#### [WHAT YOU HAVE TO DO]
Copy out the entries in full and with complete accuracy; pictures are excluded.

#### [DATA SECTION]
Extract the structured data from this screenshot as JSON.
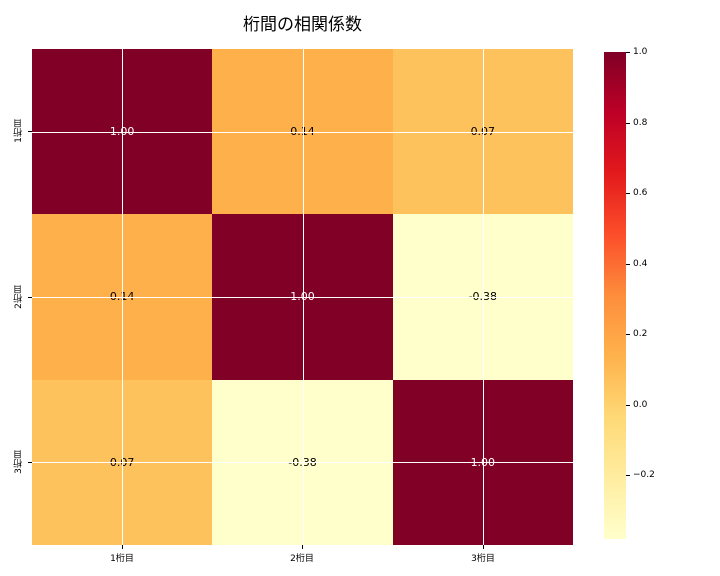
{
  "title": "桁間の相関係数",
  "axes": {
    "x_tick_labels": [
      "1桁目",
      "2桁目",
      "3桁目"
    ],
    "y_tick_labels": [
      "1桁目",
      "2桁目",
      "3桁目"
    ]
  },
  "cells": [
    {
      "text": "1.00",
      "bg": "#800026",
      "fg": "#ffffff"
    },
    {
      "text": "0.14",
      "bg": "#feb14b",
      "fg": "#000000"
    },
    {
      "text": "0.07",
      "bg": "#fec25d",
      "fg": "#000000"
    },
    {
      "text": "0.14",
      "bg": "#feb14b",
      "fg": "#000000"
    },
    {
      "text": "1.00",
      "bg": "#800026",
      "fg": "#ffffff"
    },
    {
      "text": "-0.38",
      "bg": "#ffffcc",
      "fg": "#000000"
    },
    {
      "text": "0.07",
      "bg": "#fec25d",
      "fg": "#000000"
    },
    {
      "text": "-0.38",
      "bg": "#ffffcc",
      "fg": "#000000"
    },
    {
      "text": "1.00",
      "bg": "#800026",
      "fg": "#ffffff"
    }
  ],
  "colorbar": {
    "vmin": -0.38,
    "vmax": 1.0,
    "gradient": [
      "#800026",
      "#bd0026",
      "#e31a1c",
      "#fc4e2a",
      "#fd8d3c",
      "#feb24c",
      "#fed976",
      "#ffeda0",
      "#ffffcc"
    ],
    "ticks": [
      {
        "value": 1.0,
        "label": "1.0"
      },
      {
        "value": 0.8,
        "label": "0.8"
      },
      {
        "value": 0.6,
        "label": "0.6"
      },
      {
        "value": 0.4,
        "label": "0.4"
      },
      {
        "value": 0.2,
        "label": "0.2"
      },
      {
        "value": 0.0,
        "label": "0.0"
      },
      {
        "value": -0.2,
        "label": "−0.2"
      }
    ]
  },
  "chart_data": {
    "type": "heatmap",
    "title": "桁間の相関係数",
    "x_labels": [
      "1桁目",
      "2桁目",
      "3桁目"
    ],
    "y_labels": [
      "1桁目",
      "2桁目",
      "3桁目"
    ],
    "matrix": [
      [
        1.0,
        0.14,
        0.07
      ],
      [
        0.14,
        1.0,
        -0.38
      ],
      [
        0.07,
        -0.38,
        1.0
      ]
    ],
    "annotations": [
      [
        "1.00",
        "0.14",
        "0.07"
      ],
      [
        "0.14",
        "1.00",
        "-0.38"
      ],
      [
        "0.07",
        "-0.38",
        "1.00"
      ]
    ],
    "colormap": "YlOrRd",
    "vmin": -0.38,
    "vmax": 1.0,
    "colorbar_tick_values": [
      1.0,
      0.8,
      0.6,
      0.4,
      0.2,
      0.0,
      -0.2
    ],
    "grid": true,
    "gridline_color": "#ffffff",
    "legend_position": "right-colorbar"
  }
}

#### [RESULT OF THIS EXERCISE]
Extract the structured data from this screenshot as JSON.
{
  "title": "桁間の相関係数",
  "axes": {
    "x_tick_labels": [
      "1桁目",
      "2桁目",
      "3桁目"
    ],
    "y_tick_labels": [
      "1桁目",
      "2桁目",
      "3桁目"
    ]
  },
  "cells": [
    {
      "text": "1.00",
      "bg": "#800026",
      "fg": "#ffffff"
    },
    {
      "text": "0.14",
      "bg": "#feb14b",
      "fg": "#000000"
    },
    {
      "text": "0.07",
      "bg": "#fec25d",
      "fg": "#000000"
    },
    {
      "text": "0.14",
      "bg": "#feb14b",
      "fg": "#000000"
    },
    {
      "text": "1.00",
      "bg": "#800026",
      "fg": "#ffffff"
    },
    {
      "text": "-0.38",
      "bg": "#ffffcc",
      "fg": "#000000"
    },
    {
      "text": "0.07",
      "bg": "#fec25d",
      "fg": "#000000"
    },
    {
      "text": "-0.38",
      "bg": "#ffffcc",
      "fg": "#000000"
    },
    {
      "text": "1.00",
      "bg": "#800026",
      "fg": "#ffffff"
    }
  ],
  "colorbar": {
    "vmin": -0.38,
    "vmax": 1.0,
    "gradient": [
      "#800026",
      "#bd0026",
      "#e31a1c",
      "#fc4e2a",
      "#fd8d3c",
      "#feb24c",
      "#fed976",
      "#ffeda0",
      "#ffffcc"
    ],
    "ticks": [
      {
        "value": 1.0,
        "label": "1.0"
      },
      {
        "value": 0.8,
        "label": "0.8"
      },
      {
        "value": 0.6,
        "label": "0.6"
      },
      {
        "value": 0.4,
        "label": "0.4"
      },
      {
        "value": 0.2,
        "label": "0.2"
      },
      {
        "value": 0.0,
        "label": "0.0"
      },
      {
        "value": -0.2,
        "label": "−0.2"
      }
    ]
  },
  "chart_data": {
    "type": "heatmap",
    "title": "桁間の相関係数",
    "x_labels": [
      "1桁目",
      "2桁目",
      "3桁目"
    ],
    "y_labels": [
      "1桁目",
      "2桁目",
      "3桁目"
    ],
    "matrix": [
      [
        1.0,
        0.14,
        0.07
      ],
      [
        0.14,
        1.0,
        -0.38
      ],
      [
        0.07,
        -0.38,
        1.0
      ]
    ],
    "annotations": [
      [
        "1.00",
        "0.14",
        "0.07"
      ],
      [
        "0.14",
        "1.00",
        "-0.38"
      ],
      [
        "0.07",
        "-0.38",
        "1.00"
      ]
    ],
    "colormap": "YlOrRd",
    "vmin": -0.38,
    "vmax": 1.0,
    "colorbar_tick_values": [
      1.0,
      0.8,
      0.6,
      0.4,
      0.2,
      0.0,
      -0.2
    ],
    "grid": true,
    "gridline_color": "#ffffff",
    "legend_position": "right-colorbar"
  }
}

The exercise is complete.